Data provided
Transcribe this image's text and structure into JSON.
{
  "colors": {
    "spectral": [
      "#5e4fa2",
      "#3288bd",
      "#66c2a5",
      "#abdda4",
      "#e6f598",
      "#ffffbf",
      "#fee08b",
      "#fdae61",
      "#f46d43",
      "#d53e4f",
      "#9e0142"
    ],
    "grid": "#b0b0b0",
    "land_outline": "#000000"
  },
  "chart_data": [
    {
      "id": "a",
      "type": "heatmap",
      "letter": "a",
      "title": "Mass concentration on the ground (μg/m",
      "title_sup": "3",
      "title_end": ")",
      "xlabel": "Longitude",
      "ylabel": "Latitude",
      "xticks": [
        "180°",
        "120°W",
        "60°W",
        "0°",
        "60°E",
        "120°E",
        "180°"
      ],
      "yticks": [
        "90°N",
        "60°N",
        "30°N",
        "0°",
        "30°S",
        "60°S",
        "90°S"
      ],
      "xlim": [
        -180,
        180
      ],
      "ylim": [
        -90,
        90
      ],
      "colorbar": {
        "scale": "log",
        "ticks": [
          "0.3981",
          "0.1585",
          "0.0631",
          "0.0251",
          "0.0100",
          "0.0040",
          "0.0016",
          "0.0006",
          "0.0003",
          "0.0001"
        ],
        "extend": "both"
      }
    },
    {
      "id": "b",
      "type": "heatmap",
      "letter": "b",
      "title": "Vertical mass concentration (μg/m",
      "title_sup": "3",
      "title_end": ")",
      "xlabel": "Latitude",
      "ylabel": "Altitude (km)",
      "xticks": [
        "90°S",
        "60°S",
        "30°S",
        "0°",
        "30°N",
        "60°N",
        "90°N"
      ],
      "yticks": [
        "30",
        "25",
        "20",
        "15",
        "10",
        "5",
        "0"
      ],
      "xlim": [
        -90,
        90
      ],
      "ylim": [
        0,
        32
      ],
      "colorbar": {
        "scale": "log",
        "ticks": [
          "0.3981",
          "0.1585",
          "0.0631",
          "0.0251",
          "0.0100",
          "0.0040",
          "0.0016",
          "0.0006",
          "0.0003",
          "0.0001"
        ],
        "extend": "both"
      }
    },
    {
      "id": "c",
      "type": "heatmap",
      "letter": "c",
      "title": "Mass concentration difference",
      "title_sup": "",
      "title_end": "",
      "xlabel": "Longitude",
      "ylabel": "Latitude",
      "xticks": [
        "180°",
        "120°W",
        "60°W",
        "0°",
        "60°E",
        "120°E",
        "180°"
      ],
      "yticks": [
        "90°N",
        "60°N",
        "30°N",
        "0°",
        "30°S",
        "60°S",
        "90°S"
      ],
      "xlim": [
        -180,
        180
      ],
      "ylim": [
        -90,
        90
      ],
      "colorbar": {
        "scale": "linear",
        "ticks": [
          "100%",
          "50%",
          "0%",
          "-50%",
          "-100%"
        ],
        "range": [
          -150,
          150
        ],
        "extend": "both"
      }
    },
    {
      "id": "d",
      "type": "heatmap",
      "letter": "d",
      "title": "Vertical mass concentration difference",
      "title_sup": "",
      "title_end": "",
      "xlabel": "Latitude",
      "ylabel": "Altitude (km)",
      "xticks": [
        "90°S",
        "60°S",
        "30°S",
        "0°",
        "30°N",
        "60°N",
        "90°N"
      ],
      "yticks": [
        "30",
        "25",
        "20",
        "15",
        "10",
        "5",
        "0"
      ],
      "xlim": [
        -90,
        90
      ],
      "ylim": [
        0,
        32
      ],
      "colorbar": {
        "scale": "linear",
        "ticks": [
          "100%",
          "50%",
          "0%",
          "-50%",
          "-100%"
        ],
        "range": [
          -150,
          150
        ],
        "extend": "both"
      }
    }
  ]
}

Challenge
Using the data above, reproduce every line exactly.

Output for this exercise
Transcribe this image's text and structure into JSON.
{
  "colors": {
    "spectral": [
      "#5e4fa2",
      "#3288bd",
      "#66c2a5",
      "#abdda4",
      "#e6f598",
      "#ffffbf",
      "#fee08b",
      "#fdae61",
      "#f46d43",
      "#d53e4f",
      "#9e0142"
    ],
    "grid": "#b0b0b0",
    "land_outline": "#000000"
  },
  "chart_data": [
    {
      "id": "a",
      "type": "heatmap",
      "letter": "a",
      "title": "Mass concentration on the ground (μg/m",
      "title_sup": "3",
      "title_end": ")",
      "xlabel": "Longitude",
      "ylabel": "Latitude",
      "xticks": [
        "180°",
        "120°W",
        "60°W",
        "0°",
        "60°E",
        "120°E",
        "180°"
      ],
      "yticks": [
        "90°N",
        "60°N",
        "30°N",
        "0°",
        "30°S",
        "60°S",
        "90°S"
      ],
      "xlim": [
        -180,
        180
      ],
      "ylim": [
        -90,
        90
      ],
      "colorbar": {
        "scale": "log",
        "ticks": [
          "0.3981",
          "0.1585",
          "0.0631",
          "0.0251",
          "0.0100",
          "0.0040",
          "0.0016",
          "0.0006",
          "0.0003",
          "0.0001"
        ],
        "extend": "both"
      }
    },
    {
      "id": "b",
      "type": "heatmap",
      "letter": "b",
      "title": "Vertical mass concentration (μg/m",
      "title_sup": "3",
      "title_end": ")",
      "xlabel": "Latitude",
      "ylabel": "Altitude (km)",
      "xticks": [
        "90°S",
        "60°S",
        "30°S",
        "0°",
        "30°N",
        "60°N",
        "90°N"
      ],
      "yticks": [
        "30",
        "25",
        "20",
        "15",
        "10",
        "5",
        "0"
      ],
      "xlim": [
        -90,
        90
      ],
      "ylim": [
        0,
        32
      ],
      "colorbar": {
        "scale": "log",
        "ticks": [
          "0.3981",
          "0.1585",
          "0.0631",
          "0.0251",
          "0.0100",
          "0.0040",
          "0.0016",
          "0.0006",
          "0.0003",
          "0.0001"
        ],
        "extend": "both"
      }
    },
    {
      "id": "c",
      "type": "heatmap",
      "letter": "c",
      "title": "Mass concentration difference",
      "title_sup": "",
      "title_end": "",
      "xlabel": "Longitude",
      "ylabel": "Latitude",
      "xticks": [
        "180°",
        "120°W",
        "60°W",
        "0°",
        "60°E",
        "120°E",
        "180°"
      ],
      "yticks": [
        "90°N",
        "60°N",
        "30°N",
        "0°",
        "30°S",
        "60°S",
        "90°S"
      ],
      "xlim": [
        -180,
        180
      ],
      "ylim": [
        -90,
        90
      ],
      "colorbar": {
        "scale": "linear",
        "ticks": [
          "100%",
          "50%",
          "0%",
          "-50%",
          "-100%"
        ],
        "range": [
          -150,
          150
        ],
        "extend": "both"
      }
    },
    {
      "id": "d",
      "type": "heatmap",
      "letter": "d",
      "title": "Vertical mass concentration difference",
      "title_sup": "",
      "title_end": "",
      "xlabel": "Latitude",
      "ylabel": "Altitude (km)",
      "xticks": [
        "90°S",
        "60°S",
        "30°S",
        "0°",
        "30°N",
        "60°N",
        "90°N"
      ],
      "yticks": [
        "30",
        "25",
        "20",
        "15",
        "10",
        "5",
        "0"
      ],
      "xlim": [
        -90,
        90
      ],
      "ylim": [
        0,
        32
      ],
      "colorbar": {
        "scale": "linear",
        "ticks": [
          "100%",
          "50%",
          "0%",
          "-50%",
          "-100%"
        ],
        "range": [
          -150,
          150
        ],
        "extend": "both"
      }
    }
  ]
}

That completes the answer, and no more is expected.